■ Rows from a figure dataset:

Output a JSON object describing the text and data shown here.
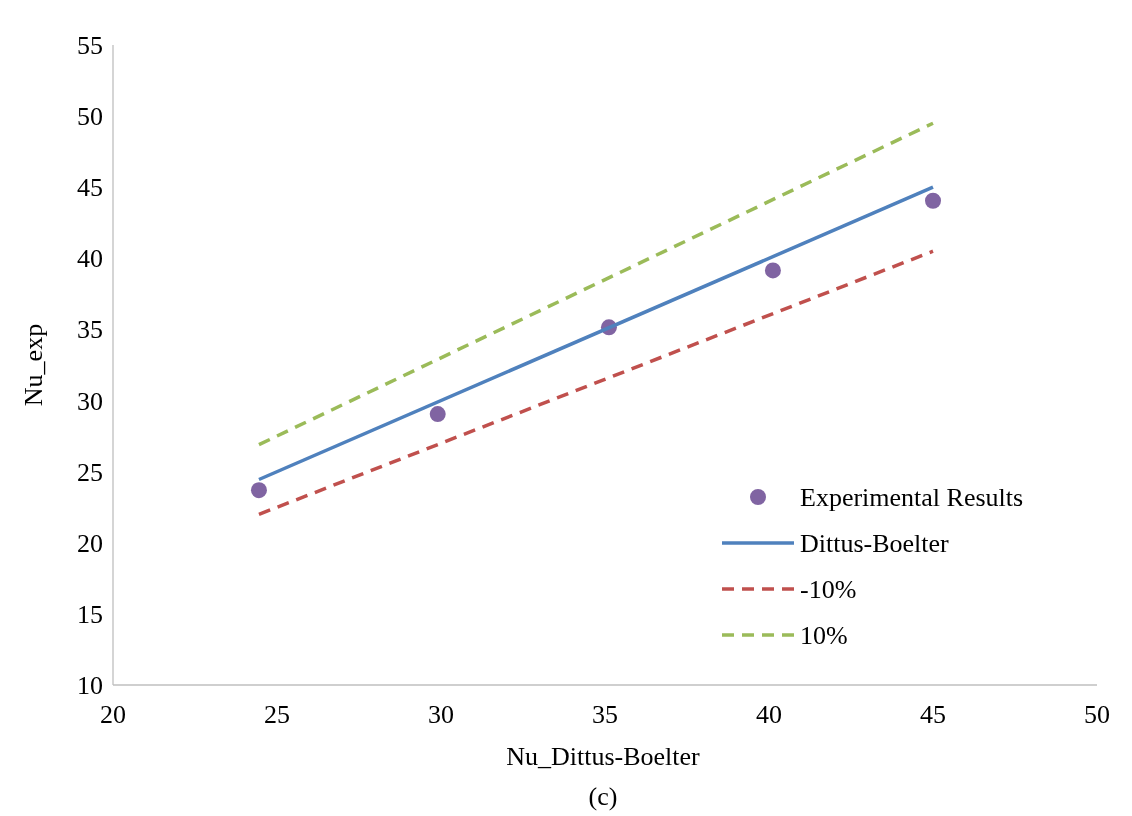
{
  "chart_data": {
    "type": "scatter",
    "xlabel": "Nu_Dittus-Boelter",
    "ylabel": "Nu_exp",
    "annotations": [
      "(c)"
    ],
    "xlim": [
      20,
      50
    ],
    "xticks": [
      20,
      25,
      30,
      35,
      40,
      45,
      50
    ],
    "ylim": [
      10,
      55
    ],
    "yticks": [
      10,
      15,
      20,
      25,
      30,
      35,
      40,
      45,
      50,
      55
    ],
    "grid": false,
    "legend": "bottom right",
    "series": [
      {
        "name": "Experimental Results",
        "color": "#8064a2",
        "marker": "circle",
        "x": [
          24.45,
          29.9,
          35.12,
          40.12,
          45.0
        ],
        "values": [
          23.7,
          29.05,
          35.15,
          39.15,
          44.05
        ]
      },
      {
        "name": "Dittus-Boelter",
        "type": "line",
        "color": "#4f81bd",
        "line_style": "solid",
        "x": [
          24.45,
          45.0
        ],
        "values": [
          24.45,
          45.0
        ]
      },
      {
        "name": "-10%",
        "type": "line",
        "color": "#c0504d",
        "line_style": "dashed",
        "x": [
          24.45,
          45.0
        ],
        "values": [
          22.0,
          40.5
        ]
      },
      {
        "name": "10%",
        "type": "line",
        "color": "#9bbb59",
        "line_style": "dashed",
        "x": [
          24.45,
          45.0
        ],
        "values": [
          26.9,
          49.5
        ]
      }
    ]
  }
}
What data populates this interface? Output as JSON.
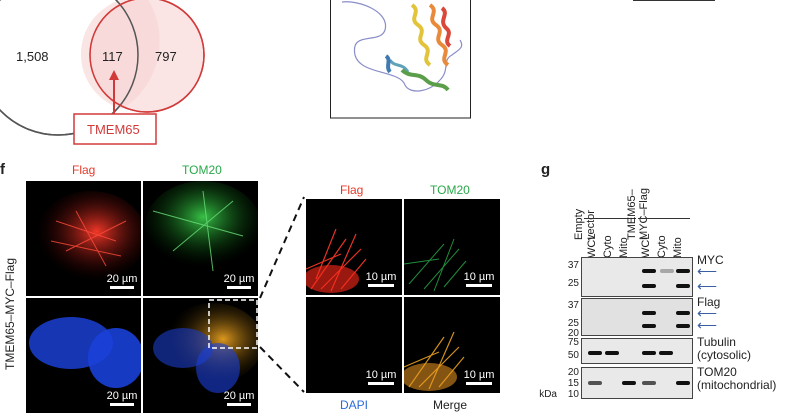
{
  "venn": {
    "left_count": "1,508",
    "overlap_count": "117",
    "right_count": "797",
    "callout_label": "TMEM65",
    "colors": {
      "left_stroke": "#555555",
      "right_stroke": "#d23a3a",
      "right_fill": "#fbe4e4",
      "callout": "#d23a3a"
    }
  },
  "panel_f": {
    "letter": "f",
    "row_label": "TMEM65–MYC–Flag",
    "col_labels": {
      "flag": "Flag",
      "tom20": "TOM20"
    },
    "overview_scales": [
      "20 µm",
      "20 µm",
      "20 µm",
      "20 µm"
    ],
    "zoom_labels": {
      "flag": "Flag",
      "tom20": "TOM20",
      "dapi": "DAPI",
      "merge": "Merge"
    },
    "zoom_scales": [
      "10 µm",
      "10 µm",
      "10 µm",
      "10 µm"
    ],
    "colors": {
      "flag": "#e53a2a",
      "tom20": "#2aa84a",
      "dapi": "#2a6cd4",
      "merge": "#222222"
    }
  },
  "panel_g": {
    "letter": "g",
    "groups": [
      "Empty vector",
      "TMEM65–MYC–Flag"
    ],
    "group_lines": {
      "empty": [
        "Empty",
        "vector"
      ],
      "tmem": [
        "TMEM65–",
        "MYC–Flag"
      ]
    },
    "lanes": [
      "WCL",
      "Cyto",
      "Mito",
      "WCL",
      "Cyto",
      "Mito"
    ],
    "blots": [
      {
        "label": "MYC",
        "markers": [
          "37",
          "25"
        ]
      },
      {
        "label": "Flag",
        "markers": [
          "37",
          "25",
          "20"
        ]
      },
      {
        "label_lines": [
          "Tubulin",
          "(cytosolic)"
        ],
        "markers": [
          "75",
          "50"
        ]
      },
      {
        "label_lines": [
          "TOM20",
          "(mitochondrial)"
        ],
        "markers": [
          "20",
          "15",
          "10"
        ]
      }
    ],
    "kda_label": "kDa",
    "arrow_icon": "left-arrow-icon",
    "arrow_color": "#3a5fa0"
  }
}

■ Directive: Make an exact copy of every record, pictures excluded.

■ Answer to the task:
Output a JSON object describing the text and data shown here.
{
  "chart_data": {
    "type": "scatter",
    "xlabel": "Nu_Dittus-Boelter",
    "ylabel": "Nu_exp",
    "annotations": [
      "(c)"
    ],
    "xlim": [
      20,
      50
    ],
    "xticks": [
      20,
      25,
      30,
      35,
      40,
      45,
      50
    ],
    "ylim": [
      10,
      55
    ],
    "yticks": [
      10,
      15,
      20,
      25,
      30,
      35,
      40,
      45,
      50,
      55
    ],
    "grid": false,
    "legend": "bottom right",
    "series": [
      {
        "name": "Experimental Results",
        "color": "#8064a2",
        "marker": "circle",
        "x": [
          24.45,
          29.9,
          35.12,
          40.12,
          45.0
        ],
        "values": [
          23.7,
          29.05,
          35.15,
          39.15,
          44.05
        ]
      },
      {
        "name": "Dittus-Boelter",
        "type": "line",
        "color": "#4f81bd",
        "line_style": "solid",
        "x": [
          24.45,
          45.0
        ],
        "values": [
          24.45,
          45.0
        ]
      },
      {
        "name": "-10%",
        "type": "line",
        "color": "#c0504d",
        "line_style": "dashed",
        "x": [
          24.45,
          45.0
        ],
        "values": [
          22.0,
          40.5
        ]
      },
      {
        "name": "10%",
        "type": "line",
        "color": "#9bbb59",
        "line_style": "dashed",
        "x": [
          24.45,
          45.0
        ],
        "values": [
          26.9,
          49.5
        ]
      }
    ]
  }
}
What data populates this interface? Output as JSON.
{
  "venn": {
    "left_count": "1,508",
    "overlap_count": "117",
    "right_count": "797",
    "callout_label": "TMEM65",
    "colors": {
      "left_stroke": "#555555",
      "right_stroke": "#d23a3a",
      "right_fill": "#fbe4e4",
      "callout": "#d23a3a"
    }
  },
  "panel_f": {
    "letter": "f",
    "row_label": "TMEM65–MYC–Flag",
    "col_labels": {
      "flag": "Flag",
      "tom20": "TOM20"
    },
    "overview_scales": [
      "20 µm",
      "20 µm",
      "20 µm",
      "20 µm"
    ],
    "zoom_labels": {
      "flag": "Flag",
      "tom20": "TOM20",
      "dapi": "DAPI",
      "merge": "Merge"
    },
    "zoom_scales": [
      "10 µm",
      "10 µm",
      "10 µm",
      "10 µm"
    ],
    "colors": {
      "flag": "#e53a2a",
      "tom20": "#2aa84a",
      "dapi": "#2a6cd4",
      "merge": "#222222"
    }
  },
  "panel_g": {
    "letter": "g",
    "groups": [
      "Empty vector",
      "TMEM65–MYC–Flag"
    ],
    "group_lines": {
      "empty": [
        "Empty",
        "vector"
      ],
      "tmem": [
        "TMEM65–",
        "MYC–Flag"
      ]
    },
    "lanes": [
      "WCL",
      "Cyto",
      "Mito",
      "WCL",
      "Cyto",
      "Mito"
    ],
    "blots": [
      {
        "label": "MYC",
        "markers": [
          "37",
          "25"
        ]
      },
      {
        "label": "Flag",
        "markers": [
          "37",
          "25",
          "20"
        ]
      },
      {
        "label_lines": [
          "Tubulin",
          "(cytosolic)"
        ],
        "markers": [
          "75",
          "50"
        ]
      },
      {
        "label_lines": [
          "TOM20",
          "(mitochondrial)"
        ],
        "markers": [
          "20",
          "15",
          "10"
        ]
      }
    ],
    "kda_label": "kDa",
    "arrow_icon": "left-arrow-icon",
    "arrow_color": "#3a5fa0"
  }
}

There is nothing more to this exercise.